• Exercise aim
For the data below, report only the number of lines containing the string "into".
— START Recorded data —
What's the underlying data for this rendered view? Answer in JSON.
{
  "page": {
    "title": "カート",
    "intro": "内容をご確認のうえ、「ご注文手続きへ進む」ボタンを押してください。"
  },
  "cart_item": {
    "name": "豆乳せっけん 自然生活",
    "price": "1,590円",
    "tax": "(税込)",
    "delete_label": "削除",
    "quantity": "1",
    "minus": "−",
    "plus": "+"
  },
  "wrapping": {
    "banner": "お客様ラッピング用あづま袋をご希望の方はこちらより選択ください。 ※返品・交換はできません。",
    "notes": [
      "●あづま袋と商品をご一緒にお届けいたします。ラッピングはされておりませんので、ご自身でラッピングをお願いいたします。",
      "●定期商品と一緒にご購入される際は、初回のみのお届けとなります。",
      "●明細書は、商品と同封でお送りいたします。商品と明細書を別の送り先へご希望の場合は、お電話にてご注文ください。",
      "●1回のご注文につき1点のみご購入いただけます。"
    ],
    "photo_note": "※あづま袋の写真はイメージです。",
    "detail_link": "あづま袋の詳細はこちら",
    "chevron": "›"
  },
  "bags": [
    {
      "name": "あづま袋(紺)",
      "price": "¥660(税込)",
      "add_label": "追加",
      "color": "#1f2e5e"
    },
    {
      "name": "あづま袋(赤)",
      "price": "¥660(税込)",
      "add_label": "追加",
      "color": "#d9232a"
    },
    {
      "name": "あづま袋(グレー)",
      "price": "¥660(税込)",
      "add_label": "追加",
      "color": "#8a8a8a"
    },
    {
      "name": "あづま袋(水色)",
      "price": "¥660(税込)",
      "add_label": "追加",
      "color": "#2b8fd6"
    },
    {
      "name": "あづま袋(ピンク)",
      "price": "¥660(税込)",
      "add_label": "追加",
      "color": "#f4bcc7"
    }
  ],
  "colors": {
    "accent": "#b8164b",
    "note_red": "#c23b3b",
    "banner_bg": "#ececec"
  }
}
— END Recorded data —
— START Recorded data —
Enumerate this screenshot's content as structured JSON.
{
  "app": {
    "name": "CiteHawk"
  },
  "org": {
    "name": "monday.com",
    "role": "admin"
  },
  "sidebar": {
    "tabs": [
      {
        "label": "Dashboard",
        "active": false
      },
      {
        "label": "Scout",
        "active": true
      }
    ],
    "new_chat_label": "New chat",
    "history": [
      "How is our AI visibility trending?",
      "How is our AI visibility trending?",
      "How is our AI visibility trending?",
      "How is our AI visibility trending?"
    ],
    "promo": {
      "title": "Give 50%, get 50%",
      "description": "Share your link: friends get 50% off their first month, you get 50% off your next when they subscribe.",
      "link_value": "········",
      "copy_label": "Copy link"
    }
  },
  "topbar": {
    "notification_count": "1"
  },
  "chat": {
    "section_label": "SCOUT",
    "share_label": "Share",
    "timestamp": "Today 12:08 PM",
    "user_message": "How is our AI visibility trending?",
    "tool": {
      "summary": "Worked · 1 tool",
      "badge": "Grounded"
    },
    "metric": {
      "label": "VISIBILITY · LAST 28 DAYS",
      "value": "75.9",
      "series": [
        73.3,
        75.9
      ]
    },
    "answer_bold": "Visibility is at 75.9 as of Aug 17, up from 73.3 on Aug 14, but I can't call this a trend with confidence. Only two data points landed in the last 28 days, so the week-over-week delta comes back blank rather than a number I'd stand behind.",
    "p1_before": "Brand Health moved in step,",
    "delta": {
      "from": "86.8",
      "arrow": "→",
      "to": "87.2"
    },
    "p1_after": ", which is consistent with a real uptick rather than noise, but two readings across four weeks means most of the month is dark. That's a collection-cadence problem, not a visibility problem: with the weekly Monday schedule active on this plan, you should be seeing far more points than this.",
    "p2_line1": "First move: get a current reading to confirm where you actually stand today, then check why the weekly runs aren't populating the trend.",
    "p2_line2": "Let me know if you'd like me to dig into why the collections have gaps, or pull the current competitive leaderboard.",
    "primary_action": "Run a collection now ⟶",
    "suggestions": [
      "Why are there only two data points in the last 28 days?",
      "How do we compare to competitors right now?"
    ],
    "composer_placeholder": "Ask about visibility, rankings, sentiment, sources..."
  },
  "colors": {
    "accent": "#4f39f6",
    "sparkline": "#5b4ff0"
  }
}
— END Recorded data —
— START Recorded data —
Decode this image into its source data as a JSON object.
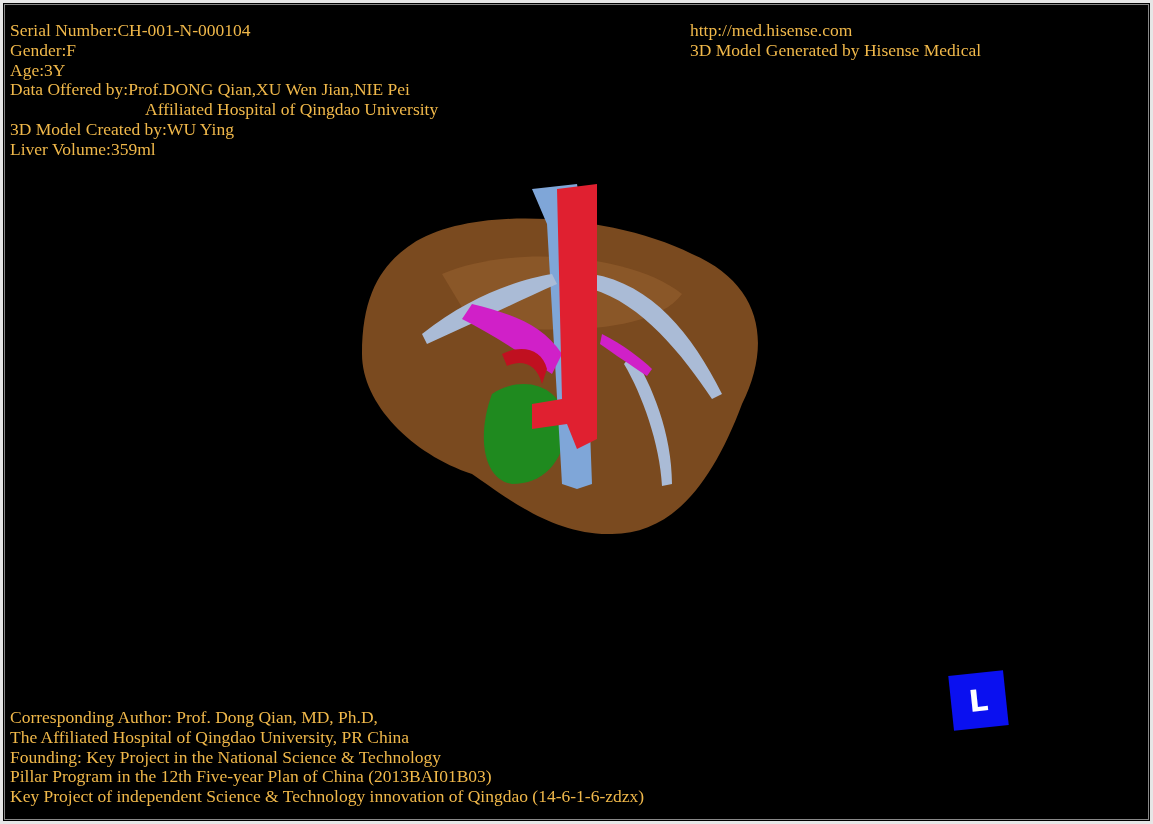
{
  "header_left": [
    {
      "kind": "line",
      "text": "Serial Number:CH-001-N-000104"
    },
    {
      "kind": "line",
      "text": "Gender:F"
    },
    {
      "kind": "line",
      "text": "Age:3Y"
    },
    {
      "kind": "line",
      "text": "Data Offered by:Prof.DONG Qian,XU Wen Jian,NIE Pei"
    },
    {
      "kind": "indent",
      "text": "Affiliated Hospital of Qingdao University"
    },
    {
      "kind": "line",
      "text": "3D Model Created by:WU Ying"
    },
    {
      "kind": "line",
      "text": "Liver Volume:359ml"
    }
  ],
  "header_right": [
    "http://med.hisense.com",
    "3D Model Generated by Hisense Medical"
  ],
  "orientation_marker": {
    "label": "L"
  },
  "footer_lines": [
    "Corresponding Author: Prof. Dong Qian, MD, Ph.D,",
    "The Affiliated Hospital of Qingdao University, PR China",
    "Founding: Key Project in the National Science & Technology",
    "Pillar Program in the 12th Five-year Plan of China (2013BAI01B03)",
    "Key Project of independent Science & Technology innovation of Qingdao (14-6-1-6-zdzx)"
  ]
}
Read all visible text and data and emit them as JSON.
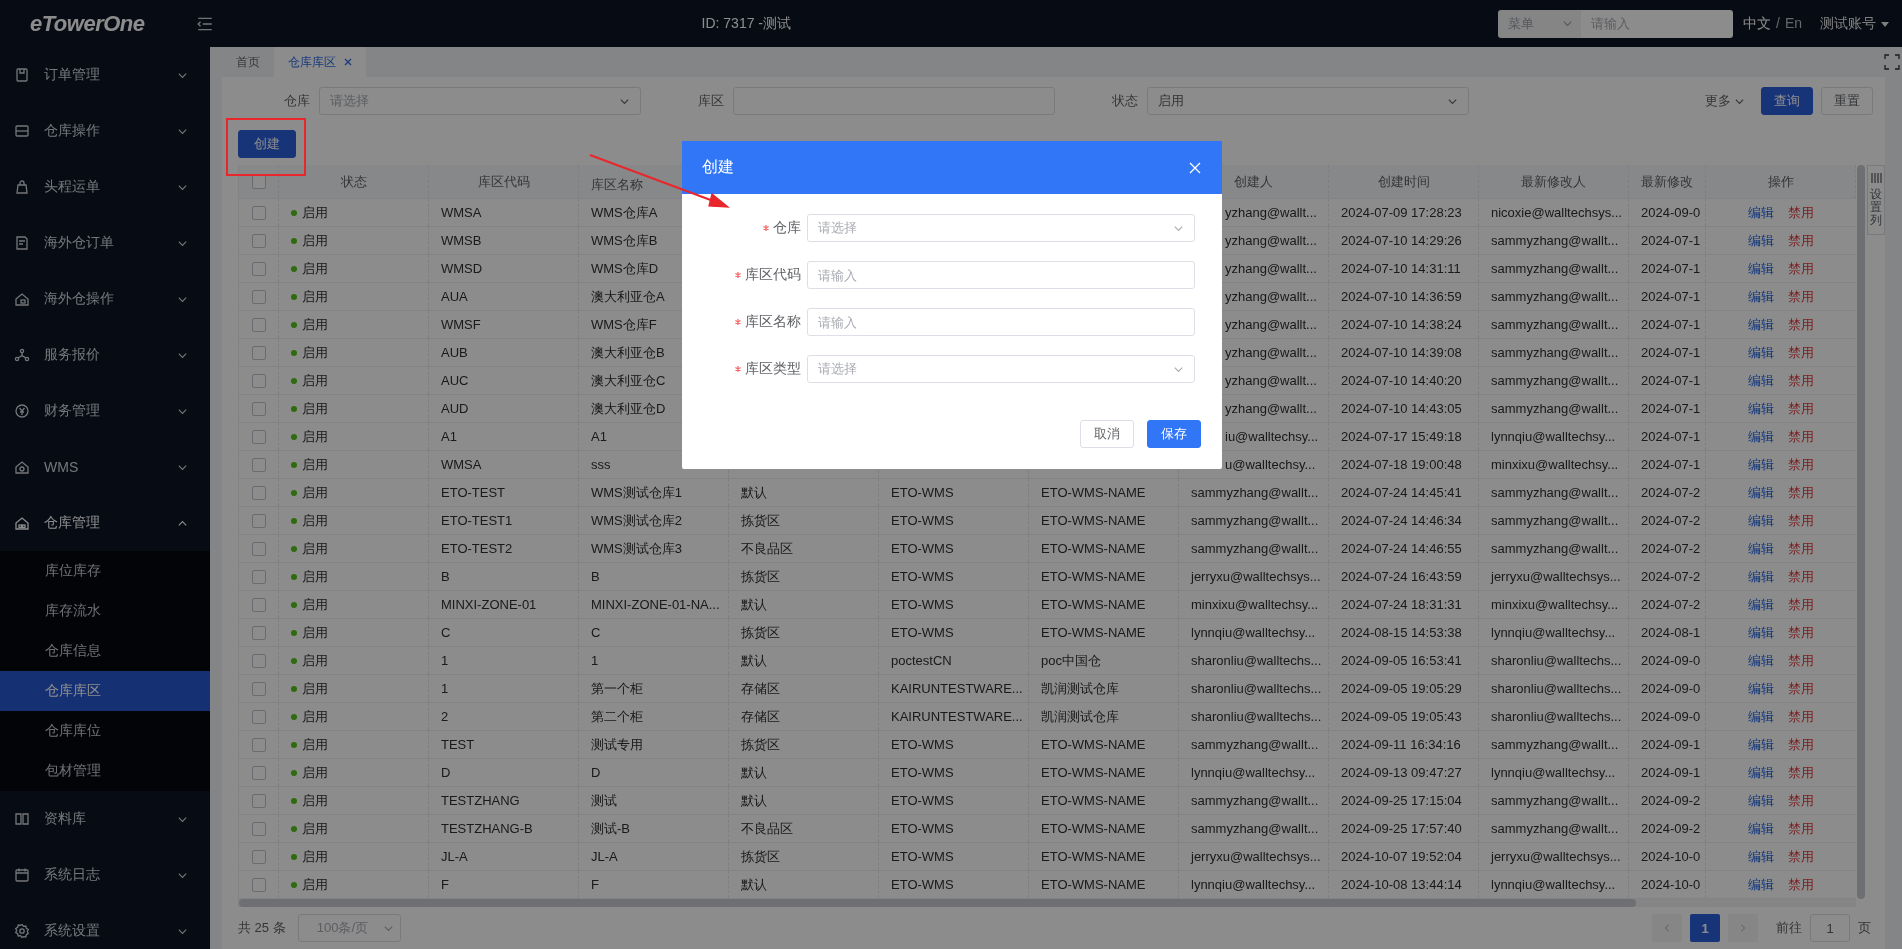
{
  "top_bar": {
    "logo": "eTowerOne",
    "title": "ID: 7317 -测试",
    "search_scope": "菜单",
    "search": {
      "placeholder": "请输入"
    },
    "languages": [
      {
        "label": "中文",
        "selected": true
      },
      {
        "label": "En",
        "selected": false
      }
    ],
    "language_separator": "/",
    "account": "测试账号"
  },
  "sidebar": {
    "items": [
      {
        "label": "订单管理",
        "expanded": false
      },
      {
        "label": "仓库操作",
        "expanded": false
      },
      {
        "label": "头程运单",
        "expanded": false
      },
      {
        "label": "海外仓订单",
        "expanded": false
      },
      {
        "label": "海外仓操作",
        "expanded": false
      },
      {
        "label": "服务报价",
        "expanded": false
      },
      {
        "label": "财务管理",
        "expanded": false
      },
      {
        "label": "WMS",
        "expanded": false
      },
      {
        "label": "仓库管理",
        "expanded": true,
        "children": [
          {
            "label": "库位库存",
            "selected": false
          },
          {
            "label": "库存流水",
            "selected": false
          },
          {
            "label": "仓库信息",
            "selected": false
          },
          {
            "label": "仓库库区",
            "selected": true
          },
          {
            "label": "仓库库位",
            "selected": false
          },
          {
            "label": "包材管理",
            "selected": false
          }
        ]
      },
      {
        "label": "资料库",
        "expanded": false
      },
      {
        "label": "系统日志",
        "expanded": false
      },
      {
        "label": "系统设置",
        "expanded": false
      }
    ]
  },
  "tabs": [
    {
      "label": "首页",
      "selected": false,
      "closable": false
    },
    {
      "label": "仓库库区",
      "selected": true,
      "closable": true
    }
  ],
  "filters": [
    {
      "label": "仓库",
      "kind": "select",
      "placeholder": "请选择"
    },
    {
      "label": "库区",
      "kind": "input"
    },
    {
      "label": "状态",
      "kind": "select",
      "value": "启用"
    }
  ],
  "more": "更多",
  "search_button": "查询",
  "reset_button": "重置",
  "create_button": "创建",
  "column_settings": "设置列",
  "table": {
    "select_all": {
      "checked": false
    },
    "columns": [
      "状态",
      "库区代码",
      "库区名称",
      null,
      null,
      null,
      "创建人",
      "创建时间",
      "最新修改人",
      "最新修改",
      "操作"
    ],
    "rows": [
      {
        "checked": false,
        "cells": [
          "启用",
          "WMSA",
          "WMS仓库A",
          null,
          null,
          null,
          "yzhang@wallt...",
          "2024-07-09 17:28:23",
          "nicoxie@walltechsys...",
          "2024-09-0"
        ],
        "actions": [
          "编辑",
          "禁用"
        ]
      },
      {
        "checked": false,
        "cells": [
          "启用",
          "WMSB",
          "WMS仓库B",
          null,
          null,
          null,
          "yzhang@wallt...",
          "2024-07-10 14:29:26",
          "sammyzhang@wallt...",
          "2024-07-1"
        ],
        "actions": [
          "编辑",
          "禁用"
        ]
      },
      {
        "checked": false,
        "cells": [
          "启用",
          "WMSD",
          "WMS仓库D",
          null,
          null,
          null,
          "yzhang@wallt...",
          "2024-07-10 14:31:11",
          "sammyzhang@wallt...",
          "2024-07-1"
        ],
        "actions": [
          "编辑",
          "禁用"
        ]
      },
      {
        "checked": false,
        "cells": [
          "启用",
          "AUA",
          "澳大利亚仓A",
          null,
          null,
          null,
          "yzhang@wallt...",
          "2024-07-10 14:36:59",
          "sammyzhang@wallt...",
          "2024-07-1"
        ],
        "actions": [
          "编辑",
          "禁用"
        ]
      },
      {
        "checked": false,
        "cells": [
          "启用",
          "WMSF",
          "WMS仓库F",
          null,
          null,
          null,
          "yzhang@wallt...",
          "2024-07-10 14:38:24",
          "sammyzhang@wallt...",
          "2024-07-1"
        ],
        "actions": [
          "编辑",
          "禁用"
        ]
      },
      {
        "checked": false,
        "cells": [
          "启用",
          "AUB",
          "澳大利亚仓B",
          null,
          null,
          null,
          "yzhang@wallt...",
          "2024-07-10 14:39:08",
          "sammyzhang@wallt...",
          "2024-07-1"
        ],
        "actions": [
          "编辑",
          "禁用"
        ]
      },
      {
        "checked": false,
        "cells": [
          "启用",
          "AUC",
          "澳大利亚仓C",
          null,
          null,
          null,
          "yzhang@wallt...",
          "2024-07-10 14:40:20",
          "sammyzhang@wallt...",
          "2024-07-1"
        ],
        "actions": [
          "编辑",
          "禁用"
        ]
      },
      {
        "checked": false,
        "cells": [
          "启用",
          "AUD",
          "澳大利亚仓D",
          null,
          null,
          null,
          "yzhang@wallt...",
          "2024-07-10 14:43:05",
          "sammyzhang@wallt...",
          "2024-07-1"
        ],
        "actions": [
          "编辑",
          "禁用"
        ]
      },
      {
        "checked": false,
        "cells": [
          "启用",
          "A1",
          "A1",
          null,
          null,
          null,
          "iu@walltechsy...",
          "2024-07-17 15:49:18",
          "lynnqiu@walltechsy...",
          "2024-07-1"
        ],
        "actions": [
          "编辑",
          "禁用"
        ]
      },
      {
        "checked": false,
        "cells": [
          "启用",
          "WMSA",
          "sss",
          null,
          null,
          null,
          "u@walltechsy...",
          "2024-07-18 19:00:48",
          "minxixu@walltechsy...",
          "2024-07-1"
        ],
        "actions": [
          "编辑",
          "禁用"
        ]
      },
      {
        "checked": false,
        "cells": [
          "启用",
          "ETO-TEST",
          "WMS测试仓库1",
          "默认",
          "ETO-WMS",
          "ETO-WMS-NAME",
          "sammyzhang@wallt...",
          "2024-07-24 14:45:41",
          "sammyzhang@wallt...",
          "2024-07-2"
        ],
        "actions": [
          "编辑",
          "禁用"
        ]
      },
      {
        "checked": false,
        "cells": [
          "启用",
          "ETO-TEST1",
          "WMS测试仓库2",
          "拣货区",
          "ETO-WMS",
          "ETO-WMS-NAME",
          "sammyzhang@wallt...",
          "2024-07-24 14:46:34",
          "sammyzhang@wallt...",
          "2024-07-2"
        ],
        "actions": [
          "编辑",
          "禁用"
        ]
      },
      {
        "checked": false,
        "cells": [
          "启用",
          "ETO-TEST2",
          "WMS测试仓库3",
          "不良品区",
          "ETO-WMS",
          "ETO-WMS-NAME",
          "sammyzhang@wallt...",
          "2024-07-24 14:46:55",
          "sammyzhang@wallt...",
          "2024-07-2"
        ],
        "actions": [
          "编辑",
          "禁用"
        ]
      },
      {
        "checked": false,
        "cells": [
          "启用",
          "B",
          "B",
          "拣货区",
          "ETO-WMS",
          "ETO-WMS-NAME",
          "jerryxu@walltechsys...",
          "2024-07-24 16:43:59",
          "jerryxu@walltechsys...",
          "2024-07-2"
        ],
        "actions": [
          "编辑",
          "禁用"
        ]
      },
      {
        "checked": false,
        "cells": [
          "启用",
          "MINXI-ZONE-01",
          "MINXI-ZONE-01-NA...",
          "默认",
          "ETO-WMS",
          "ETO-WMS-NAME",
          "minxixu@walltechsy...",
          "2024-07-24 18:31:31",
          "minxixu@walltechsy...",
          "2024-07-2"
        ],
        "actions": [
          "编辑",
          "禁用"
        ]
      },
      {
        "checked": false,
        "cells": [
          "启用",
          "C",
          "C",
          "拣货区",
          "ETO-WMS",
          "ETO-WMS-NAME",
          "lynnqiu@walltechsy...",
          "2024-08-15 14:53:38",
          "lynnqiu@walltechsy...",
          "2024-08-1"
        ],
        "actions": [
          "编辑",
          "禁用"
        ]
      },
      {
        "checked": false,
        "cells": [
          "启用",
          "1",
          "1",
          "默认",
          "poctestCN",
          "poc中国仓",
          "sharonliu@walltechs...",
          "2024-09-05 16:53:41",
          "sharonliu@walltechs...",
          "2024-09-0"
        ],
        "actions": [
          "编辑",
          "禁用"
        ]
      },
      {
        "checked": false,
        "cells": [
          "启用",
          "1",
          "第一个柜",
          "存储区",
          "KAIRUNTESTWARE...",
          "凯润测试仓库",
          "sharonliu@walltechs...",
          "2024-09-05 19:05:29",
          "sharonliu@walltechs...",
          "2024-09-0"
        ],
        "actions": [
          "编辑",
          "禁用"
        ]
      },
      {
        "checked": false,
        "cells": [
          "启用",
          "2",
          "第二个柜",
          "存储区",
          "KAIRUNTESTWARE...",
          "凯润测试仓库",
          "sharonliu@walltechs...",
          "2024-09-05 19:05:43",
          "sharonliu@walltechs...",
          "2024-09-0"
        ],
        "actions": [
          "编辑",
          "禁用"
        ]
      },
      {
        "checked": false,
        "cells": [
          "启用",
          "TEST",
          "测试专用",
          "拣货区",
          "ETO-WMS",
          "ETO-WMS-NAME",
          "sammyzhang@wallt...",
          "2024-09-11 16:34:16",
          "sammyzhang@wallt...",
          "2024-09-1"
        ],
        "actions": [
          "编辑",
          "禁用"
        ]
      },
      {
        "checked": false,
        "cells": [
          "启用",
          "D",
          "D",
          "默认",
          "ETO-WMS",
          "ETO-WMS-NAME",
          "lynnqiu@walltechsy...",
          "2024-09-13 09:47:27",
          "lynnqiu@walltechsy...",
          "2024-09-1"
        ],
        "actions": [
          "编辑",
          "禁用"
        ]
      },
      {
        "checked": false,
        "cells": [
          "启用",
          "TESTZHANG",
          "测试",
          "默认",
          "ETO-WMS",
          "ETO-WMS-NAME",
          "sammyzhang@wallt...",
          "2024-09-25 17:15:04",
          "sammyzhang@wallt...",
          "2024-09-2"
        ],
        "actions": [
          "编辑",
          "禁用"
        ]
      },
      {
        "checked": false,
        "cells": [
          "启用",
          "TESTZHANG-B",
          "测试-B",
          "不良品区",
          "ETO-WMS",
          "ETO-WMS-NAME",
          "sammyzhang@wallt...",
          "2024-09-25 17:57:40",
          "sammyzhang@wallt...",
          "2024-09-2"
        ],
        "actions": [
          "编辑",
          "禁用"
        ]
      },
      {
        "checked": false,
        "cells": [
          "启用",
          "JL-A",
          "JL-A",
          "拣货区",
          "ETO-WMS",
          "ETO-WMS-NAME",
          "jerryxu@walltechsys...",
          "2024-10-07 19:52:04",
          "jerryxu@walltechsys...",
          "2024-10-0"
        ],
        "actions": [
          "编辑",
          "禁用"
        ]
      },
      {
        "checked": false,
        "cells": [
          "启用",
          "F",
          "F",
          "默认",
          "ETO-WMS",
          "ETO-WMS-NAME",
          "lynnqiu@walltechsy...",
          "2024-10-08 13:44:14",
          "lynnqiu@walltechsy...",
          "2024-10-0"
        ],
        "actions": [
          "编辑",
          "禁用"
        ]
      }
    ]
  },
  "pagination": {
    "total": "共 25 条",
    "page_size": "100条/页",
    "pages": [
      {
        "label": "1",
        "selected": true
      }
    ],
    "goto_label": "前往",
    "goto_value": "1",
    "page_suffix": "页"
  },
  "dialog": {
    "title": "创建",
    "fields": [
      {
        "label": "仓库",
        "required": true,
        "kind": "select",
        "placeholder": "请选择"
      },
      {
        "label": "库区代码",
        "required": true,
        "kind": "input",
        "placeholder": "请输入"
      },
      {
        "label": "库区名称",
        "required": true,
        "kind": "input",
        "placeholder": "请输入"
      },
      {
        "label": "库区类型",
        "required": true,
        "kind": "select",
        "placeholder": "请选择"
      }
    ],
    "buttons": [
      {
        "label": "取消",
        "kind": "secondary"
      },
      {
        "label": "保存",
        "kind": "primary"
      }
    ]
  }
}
— END Recorded data —
• Solved problem
2